SHORT TASK: Copy out all the data, word for word.

— Start RECORDS PROVIDED —

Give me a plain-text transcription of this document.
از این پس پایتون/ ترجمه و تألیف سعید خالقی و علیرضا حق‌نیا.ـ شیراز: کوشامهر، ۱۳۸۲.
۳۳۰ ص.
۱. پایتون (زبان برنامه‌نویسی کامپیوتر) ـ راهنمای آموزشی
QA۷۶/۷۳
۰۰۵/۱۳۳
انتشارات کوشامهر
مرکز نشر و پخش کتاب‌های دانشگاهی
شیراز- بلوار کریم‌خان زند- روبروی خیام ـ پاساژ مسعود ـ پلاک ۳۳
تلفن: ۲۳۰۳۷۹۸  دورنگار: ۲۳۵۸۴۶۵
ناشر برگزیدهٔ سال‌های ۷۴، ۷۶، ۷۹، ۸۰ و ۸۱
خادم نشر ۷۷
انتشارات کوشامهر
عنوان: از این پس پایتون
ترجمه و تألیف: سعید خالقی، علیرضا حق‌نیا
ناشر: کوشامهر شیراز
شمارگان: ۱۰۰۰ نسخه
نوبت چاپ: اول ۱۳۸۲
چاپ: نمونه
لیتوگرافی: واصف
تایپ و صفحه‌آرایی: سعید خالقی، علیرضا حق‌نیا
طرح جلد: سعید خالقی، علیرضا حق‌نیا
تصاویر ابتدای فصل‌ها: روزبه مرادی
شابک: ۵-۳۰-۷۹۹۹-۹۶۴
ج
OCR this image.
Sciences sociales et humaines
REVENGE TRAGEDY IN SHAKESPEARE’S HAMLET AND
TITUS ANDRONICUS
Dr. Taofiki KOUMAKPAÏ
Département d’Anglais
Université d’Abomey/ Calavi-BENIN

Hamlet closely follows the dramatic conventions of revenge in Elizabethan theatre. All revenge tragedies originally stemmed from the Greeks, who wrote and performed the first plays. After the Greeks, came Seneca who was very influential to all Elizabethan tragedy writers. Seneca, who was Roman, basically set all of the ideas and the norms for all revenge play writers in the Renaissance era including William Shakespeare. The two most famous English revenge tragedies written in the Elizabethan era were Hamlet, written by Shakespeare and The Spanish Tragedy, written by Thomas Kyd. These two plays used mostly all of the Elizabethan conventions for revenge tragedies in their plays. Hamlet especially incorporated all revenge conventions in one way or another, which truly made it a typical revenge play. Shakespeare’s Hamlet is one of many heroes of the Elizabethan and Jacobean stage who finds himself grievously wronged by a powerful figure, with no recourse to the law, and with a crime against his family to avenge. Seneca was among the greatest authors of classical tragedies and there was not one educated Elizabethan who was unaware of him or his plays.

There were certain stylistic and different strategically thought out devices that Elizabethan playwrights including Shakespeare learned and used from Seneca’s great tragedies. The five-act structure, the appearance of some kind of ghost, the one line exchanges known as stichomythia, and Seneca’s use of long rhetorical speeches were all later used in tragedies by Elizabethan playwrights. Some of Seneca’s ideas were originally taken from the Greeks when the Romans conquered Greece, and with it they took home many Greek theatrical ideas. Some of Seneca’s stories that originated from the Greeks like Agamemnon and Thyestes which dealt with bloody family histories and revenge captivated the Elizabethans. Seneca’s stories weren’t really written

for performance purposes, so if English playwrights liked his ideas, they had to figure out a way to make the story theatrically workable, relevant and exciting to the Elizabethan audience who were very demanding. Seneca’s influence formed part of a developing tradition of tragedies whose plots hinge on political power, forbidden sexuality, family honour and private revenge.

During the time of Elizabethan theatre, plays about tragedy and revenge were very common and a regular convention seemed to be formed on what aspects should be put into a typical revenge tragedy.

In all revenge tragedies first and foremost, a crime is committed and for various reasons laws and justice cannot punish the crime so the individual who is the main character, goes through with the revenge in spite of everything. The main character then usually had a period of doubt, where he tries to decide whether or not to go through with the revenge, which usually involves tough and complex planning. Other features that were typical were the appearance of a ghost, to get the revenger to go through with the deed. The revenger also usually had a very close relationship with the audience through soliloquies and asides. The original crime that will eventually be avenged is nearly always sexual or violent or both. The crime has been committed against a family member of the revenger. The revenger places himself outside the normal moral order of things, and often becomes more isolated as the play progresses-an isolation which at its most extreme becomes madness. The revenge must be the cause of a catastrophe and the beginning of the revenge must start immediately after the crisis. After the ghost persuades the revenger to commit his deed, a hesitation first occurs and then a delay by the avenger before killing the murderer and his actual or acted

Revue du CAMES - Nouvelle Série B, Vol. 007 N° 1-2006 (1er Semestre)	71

— End RECORDS PROVIDED —

EXERCISE RESPONSE:
Give me a plain-text transcription of this document.
از این پس پایتون/ ترجمه و تألیف سعید خالقی و علیرضا حق‌نیا.ـ شیراز: کوشامهر، ۱۳۸۲.
۳۳۰ ص.
۱. پایتون (زبان برنامه‌نویسی کامپیوتر) ـ راهنمای آموزشی
QA۷۶/۷۳
۰۰۵/۱۳۳
انتشارات کوشامهر
مرکز نشر و پخش کتاب‌های دانشگاهی
شیراز- بلوار کریم‌خان زند- روبروی خیام ـ پاساژ مسعود ـ پلاک ۳۳
تلفن: ۲۳۰۳۷۹۸  دورنگار: ۲۳۵۸۴۶۵
ناشر برگزیدهٔ سال‌های ۷۴، ۷۶، ۷۹، ۸۰ و ۸۱
خادم نشر ۷۷
انتشارات کوشامهر
عنوان: از این پس پایتون
ترجمه و تألیف: سعید خالقی، علیرضا حق‌نیا
ناشر: کوشامهر شیراز
شمارگان: ۱۰۰۰ نسخه
نوبت چاپ: اول ۱۳۸۲
چاپ: نمونه
لیتوگرافی: واصف
تایپ و صفحه‌آرایی: سعید خالقی، علیرضا حق‌نیا
طرح جلد: سعید خالقی، علیرضا حق‌نیا
تصاویر ابتدای فصل‌ها: روزبه مرادی
شابک: ۵-۳۰-۷۹۹۹-۹۶۴
ج
OCR this image.
Sciences sociales et humaines
REVENGE TRAGEDY IN SHAKESPEARE’S HAMLET AND
TITUS ANDRONICUS
Dr. Taofiki KOUMAKPAÏ
Département d’Anglais
Université d’Abomey/ Calavi-BENIN

Hamlet closely follows the dramatic conventions of revenge in Elizabethan theatre. All revenge tragedies originally stemmed from the Greeks, who wrote and performed the first plays. After the Greeks, came Seneca who was very influential to all Elizabethan tragedy writers. Seneca, who was Roman, basically set all of the ideas and the norms for all revenge play writers in the Renaissance era including William Shakespeare. The two most famous English revenge tragedies written in the Elizabethan era were Hamlet, written by Shakespeare and The Spanish Tragedy, written by Thomas Kyd. These two plays used mostly all of the Elizabethan conventions for revenge tragedies in their plays. Hamlet especially incorporated all revenge conventions in one way or another, which truly made it a typical revenge play. Shakespeare’s Hamlet is one of many heroes of the Elizabethan and Jacobean stage who finds himself grievously wronged by a powerful figure, with no recourse to the law, and with a crime against his family to avenge. Seneca was among the greatest authors of classical tragedies and there was not one educated Elizabethan who was unaware of him or his plays.

There were certain stylistic and different strategically thought out devices that Elizabethan playwrights including Shakespeare learned and used from Seneca’s great tragedies. The five-act structure, the appearance of some kind of ghost, the one line exchanges known as stichomythia, and Seneca’s use of long rhetorical speeches were all later used in tragedies by Elizabethan playwrights. Some of Seneca’s ideas were originally taken from the Greeks when the Romans conquered Greece, and with it they took home many Greek theatrical ideas. Some of Seneca’s stories that originated from the Greeks like Agamemnon and Thyestes which dealt with bloody family histories and revenge captivated the Elizabethans. Seneca’s stories weren’t really written

for performance purposes, so if English playwrights liked his ideas, they had to figure out a way to make the story theatrically workable, relevant and exciting to the Elizabethan audience who were very demanding. Seneca’s influence formed part of a developing tradition of tragedies whose plots hinge on political power, forbidden sexuality, family honour and private revenge.

During the time of Elizabethan theatre, plays about tragedy and revenge were very common and a regular convention seemed to be formed on what aspects should be put into a typical revenge tragedy.

In all revenge tragedies first and foremost, a crime is committed and for various reasons laws and justice cannot punish the crime so the individual who is the main character, goes through with the revenge in spite of everything. The main character then usually had a period of doubt, where he tries to decide whether or not to go through with the revenge, which usually involves tough and complex planning. Other features that were typical were the appearance of a ghost, to get the revenger to go through with the deed. The revenger also usually had a very close relationship with the audience through soliloquies and asides. The original crime that will eventually be avenged is nearly always sexual or violent or both. The crime has been committed against a family member of the revenger. The revenger places himself outside the normal moral order of things, and often becomes more isolated as the play progresses-an isolation which at its most extreme becomes madness. The revenge must be the cause of a catastrophe and the beginning of the revenge must start immediately after the crisis. After the ghost persuades the revenger to commit his deed, a hesitation first occurs and then a delay by the avenger before killing the murderer and his actual or acted

Revue du CAMES - Nouvelle Série B, Vol. 007 N° 1-2006 (1er Semestre)	71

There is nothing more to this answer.